§ Raw data
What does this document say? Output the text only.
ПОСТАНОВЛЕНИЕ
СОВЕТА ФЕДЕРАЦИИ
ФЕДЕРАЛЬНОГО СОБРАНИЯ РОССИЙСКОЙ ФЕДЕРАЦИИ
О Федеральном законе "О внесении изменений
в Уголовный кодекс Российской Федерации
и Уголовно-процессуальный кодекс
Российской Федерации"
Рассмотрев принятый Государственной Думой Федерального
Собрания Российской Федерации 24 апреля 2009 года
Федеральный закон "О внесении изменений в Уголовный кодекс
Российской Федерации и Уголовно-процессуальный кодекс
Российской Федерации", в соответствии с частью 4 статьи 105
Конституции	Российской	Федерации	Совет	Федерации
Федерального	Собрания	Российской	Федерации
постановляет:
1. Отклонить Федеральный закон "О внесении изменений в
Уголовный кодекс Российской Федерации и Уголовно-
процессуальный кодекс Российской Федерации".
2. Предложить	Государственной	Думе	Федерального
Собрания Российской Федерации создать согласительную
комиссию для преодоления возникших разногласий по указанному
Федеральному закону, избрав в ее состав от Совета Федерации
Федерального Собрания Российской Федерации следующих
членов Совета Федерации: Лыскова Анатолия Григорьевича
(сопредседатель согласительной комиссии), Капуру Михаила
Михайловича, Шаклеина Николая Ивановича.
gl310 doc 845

§ Exercise directions
List every line in the records above that contains the word "внесении".

§ Worked solution
О Федеральном законе "О внесении изменений
Федеральный закон "О внесении изменений в Уголовный кодекс
1. Отклонить Федеральный закон "О внесении изменений в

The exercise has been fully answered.